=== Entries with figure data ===
--- begin ---

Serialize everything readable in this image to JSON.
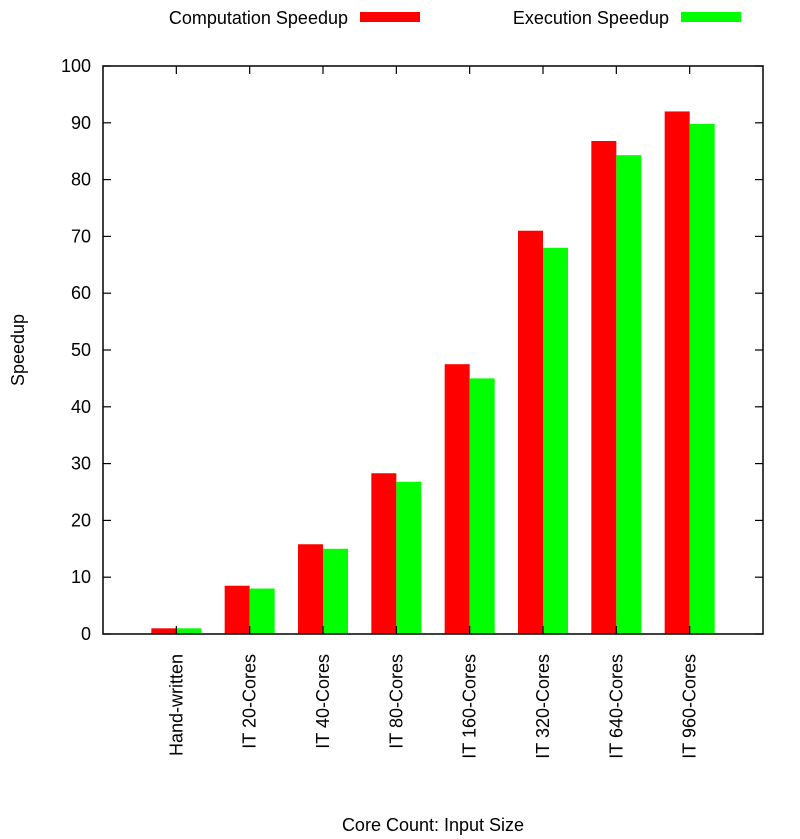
{
  "chart_data": {
    "type": "bar",
    "title": "",
    "xlabel": "Core Count: Input Size",
    "ylabel": "Speedup",
    "ylim": [
      0,
      100
    ],
    "yticks": [
      0,
      10,
      20,
      30,
      40,
      50,
      60,
      70,
      80,
      90,
      100
    ],
    "grid": false,
    "legend_position": "top",
    "categories": [
      "Hand-written",
      "IT 20-Cores",
      "IT 40-Cores",
      "IT 80-Cores",
      "IT 160-Cores",
      "IT 320-Cores",
      "IT 640-Cores",
      "IT 960-Cores"
    ],
    "series": [
      {
        "name": "Computation Speedup",
        "color": "#ff0000",
        "values": [
          1,
          8.5,
          15.8,
          28.3,
          47.5,
          71,
          86.8,
          92
        ]
      },
      {
        "name": "Execution Speedup",
        "color": "#00ff00",
        "values": [
          1,
          8,
          15,
          26.8,
          45,
          68,
          84.3,
          89.8
        ]
      }
    ]
  }
}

--- end ---

=== Exercise brief ===
Except for the pictures, give all the material above again verbatim.

=== Response for this exercise ===
Serialize everything readable in this image to JSON.
{
  "chart_data": {
    "type": "bar",
    "title": "",
    "xlabel": "Core Count: Input Size",
    "ylabel": "Speedup",
    "ylim": [
      0,
      100
    ],
    "yticks": [
      0,
      10,
      20,
      30,
      40,
      50,
      60,
      70,
      80,
      90,
      100
    ],
    "grid": false,
    "legend_position": "top",
    "categories": [
      "Hand-written",
      "IT 20-Cores",
      "IT 40-Cores",
      "IT 80-Cores",
      "IT 160-Cores",
      "IT 320-Cores",
      "IT 640-Cores",
      "IT 960-Cores"
    ],
    "series": [
      {
        "name": "Computation Speedup",
        "color": "#ff0000",
        "values": [
          1,
          8.5,
          15.8,
          28.3,
          47.5,
          71,
          86.8,
          92
        ]
      },
      {
        "name": "Execution Speedup",
        "color": "#00ff00",
        "values": [
          1,
          8,
          15,
          26.8,
          45,
          68,
          84.3,
          89.8
        ]
      }
    ]
  }
}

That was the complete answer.